But I enjoyed the layers here; not only was Tartt’s explanation for quitting (he lost his motivation to play once he realized he was doing it to appease an abusive father) a solid reasoning, we also got Ted refusing initially even after Jamie’s heartfelt appeal. That led to a nice scene with Sam, the most genuinely kind character on a show with more than one of those, laying out why he reacted so poorly when he thought Jamie was returning.

And then we get Jamie returning anyway. Without any explanation as to why Ted changed his mind, and seemingly no warning to the players. Honestly, the one character we haven’t spent a ton of time with this season so far is Ted himself and this feels like a big setup for Ted attempting to work some coaching magic.

Favorite scene or quote?

MC: Roy’s debut with Sky Sports. Also, the camera finding Higgins doing his “office” work — so that Sharon can use his actual office — in the exercise room after Ted and Sam had a heart-to-heart was great comedy.

MG: “When it sucks, and I hate it, I’m gonna hire a bunch of children to follow you around and scream ‘Told you so. Told you so’ for centuries.”

JR: That scene where Ted learns how hurt Sam would be if Jamie came back, and why, was lovely, especially given the connection between those two characters. And Ted saying that Sam is going to have to run a ton of laps, with Sam practically relieved that he’d be punished for the display on the pitch. Taking that scene now knowing Jamie was coming back anyway adds another layer to it, one that Ted Lasso as a show hasn’t explored much: how a coach can’t always make everyone happy all the time if the team is going to win.

IC: I’m still laughing at Keeley “having a wank” to the video of Roy’s retirement press conference, in which he infamously became very emotional and broke down. The writers set it up to make us think that Keeley may have been watching something Jamie-related. Well-done. Like the administrator for Roy’s girls soccer team, Keeley just wants her man to care. OK, she may want a bit more than that, judging from what she does in private moments.

Ted Lasso and Dr. Sharon Fieldstone are cool now. No way, right?

§ **DATA EXTRACT**
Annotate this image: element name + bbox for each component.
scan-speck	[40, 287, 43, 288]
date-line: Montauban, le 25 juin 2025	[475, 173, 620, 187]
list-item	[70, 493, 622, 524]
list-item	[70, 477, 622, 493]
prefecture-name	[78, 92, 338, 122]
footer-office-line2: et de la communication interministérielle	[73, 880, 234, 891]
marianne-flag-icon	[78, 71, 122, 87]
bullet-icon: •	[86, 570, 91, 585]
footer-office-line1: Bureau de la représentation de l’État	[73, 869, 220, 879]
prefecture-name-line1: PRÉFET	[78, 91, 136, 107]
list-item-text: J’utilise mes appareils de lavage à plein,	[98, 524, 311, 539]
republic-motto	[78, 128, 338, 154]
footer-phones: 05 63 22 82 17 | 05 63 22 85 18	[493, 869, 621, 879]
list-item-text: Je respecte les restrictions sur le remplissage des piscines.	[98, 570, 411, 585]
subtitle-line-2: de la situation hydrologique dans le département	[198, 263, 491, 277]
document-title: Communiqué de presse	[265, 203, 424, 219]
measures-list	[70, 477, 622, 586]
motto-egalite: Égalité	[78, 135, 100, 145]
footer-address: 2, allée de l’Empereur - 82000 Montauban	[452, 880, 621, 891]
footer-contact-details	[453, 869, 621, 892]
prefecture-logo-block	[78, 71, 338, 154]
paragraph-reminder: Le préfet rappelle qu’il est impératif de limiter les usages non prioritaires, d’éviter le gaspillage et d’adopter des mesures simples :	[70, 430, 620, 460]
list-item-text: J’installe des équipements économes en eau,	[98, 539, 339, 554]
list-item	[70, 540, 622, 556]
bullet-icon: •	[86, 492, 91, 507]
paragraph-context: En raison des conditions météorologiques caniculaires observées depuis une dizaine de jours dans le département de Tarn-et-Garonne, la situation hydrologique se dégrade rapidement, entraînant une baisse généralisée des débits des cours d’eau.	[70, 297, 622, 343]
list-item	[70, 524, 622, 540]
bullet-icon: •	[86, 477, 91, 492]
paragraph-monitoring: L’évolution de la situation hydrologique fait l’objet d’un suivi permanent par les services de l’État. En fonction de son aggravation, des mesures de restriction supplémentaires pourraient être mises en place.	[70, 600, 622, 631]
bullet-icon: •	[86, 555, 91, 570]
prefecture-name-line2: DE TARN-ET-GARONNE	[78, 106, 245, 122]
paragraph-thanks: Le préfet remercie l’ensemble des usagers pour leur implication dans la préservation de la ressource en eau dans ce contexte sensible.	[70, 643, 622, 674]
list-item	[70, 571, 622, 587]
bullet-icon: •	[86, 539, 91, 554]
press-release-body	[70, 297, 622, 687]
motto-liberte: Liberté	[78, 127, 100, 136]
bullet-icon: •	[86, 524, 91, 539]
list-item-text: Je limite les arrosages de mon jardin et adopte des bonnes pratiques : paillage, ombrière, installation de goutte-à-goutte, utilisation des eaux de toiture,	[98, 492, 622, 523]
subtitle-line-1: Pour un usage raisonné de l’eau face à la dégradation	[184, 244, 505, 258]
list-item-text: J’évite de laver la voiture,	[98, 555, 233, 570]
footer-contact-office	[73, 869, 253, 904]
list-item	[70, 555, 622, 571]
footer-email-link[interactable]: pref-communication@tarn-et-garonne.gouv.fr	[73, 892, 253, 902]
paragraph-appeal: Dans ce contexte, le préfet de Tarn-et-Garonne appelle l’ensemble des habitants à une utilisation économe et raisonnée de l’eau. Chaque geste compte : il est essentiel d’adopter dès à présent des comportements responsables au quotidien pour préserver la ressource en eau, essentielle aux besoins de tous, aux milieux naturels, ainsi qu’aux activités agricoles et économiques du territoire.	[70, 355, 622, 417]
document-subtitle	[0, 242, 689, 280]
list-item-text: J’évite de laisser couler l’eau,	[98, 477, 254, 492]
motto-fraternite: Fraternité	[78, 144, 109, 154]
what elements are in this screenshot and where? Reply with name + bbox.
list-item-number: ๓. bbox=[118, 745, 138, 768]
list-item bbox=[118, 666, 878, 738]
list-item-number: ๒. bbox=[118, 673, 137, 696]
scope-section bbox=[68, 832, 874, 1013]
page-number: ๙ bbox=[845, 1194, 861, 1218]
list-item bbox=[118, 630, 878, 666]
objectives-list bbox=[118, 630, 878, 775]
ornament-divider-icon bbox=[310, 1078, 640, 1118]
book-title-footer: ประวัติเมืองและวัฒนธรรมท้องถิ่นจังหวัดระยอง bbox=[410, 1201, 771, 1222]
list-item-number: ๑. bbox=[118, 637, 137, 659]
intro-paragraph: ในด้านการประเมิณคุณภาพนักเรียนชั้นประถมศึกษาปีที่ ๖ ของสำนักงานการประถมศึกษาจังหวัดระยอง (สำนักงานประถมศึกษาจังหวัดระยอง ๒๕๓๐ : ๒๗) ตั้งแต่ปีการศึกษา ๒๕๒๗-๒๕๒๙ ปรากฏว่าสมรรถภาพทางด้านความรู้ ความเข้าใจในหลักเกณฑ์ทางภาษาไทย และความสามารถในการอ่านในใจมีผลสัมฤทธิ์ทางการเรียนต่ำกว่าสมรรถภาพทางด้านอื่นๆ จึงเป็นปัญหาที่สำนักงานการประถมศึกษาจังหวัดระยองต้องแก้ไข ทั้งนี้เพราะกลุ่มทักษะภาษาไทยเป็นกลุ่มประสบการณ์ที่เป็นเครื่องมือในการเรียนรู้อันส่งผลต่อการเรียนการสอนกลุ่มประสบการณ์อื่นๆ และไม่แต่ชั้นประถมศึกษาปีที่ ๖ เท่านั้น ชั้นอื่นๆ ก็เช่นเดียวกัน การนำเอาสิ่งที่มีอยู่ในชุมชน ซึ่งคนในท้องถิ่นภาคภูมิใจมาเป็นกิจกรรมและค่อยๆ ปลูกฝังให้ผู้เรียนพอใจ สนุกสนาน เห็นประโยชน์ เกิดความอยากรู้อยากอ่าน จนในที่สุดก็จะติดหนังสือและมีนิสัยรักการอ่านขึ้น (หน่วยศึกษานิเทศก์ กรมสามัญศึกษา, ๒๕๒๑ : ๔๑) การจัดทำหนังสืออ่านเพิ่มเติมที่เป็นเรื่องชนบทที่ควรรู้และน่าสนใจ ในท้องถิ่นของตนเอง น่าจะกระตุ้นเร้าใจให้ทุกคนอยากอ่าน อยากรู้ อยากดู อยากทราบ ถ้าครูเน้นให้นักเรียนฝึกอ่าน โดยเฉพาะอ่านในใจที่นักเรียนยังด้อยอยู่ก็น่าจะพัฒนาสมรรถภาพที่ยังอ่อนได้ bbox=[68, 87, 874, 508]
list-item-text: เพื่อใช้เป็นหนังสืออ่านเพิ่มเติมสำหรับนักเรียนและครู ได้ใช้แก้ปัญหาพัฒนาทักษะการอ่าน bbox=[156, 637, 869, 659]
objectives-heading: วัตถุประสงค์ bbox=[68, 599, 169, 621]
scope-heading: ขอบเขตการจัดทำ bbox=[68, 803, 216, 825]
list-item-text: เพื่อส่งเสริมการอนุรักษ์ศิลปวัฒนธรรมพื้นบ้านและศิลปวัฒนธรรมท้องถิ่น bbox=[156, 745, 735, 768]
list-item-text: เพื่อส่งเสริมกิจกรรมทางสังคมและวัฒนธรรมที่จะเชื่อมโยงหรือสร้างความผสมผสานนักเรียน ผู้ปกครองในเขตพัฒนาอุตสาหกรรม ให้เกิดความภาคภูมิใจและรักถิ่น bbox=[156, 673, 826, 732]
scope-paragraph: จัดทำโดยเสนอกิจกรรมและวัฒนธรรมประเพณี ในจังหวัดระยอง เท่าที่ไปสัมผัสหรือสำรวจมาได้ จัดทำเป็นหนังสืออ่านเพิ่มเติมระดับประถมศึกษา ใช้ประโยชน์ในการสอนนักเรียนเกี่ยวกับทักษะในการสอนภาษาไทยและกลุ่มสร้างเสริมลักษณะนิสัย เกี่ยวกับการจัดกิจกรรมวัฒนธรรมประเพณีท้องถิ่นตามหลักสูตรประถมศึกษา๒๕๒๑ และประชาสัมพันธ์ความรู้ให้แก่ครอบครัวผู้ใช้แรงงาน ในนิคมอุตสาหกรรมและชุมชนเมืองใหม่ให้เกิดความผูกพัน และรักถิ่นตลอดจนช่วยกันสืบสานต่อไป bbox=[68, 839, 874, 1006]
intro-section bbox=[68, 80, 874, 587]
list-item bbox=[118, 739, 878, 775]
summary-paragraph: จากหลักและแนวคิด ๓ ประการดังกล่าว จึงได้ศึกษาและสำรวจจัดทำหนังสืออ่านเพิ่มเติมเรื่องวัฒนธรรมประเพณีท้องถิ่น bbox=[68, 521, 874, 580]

§ **PROBLEM TO SOLVE**
Copy the stretch of the episode discussion from "MC: Roy’s debut" through "going to win.", swapping "heart-to-heart" for "long talk".

§ **WRITTEN ANSWER**
MC: Roy’s debut with Sky Sports. Also, the camera finding Higgins doing his “office” work — so that Sharon can use his actual office — in the exercise room after Ted and Sam had a long talk was great comedy.

MG: “When it sucks, and I hate it, I’m gonna hire a bunch of children to follow you around and scream ‘Told you so. Told you so’ for centuries.”

JR: That scene where Ted learns how hurt Sam would be if Jamie came back, and why, was lovely, especially given the connection between those two characters. And Ted saying that Sam is going to have to run a ton of laps, with Sam practically relieved that he’d be punished for the display on the pitch. Taking that scene now knowing Jamie was coming back anyway adds another layer to it, one that Ted Lasso as a show hasn’t explored much: how a coach can’t always make everyone happy all the time if the team is going to win.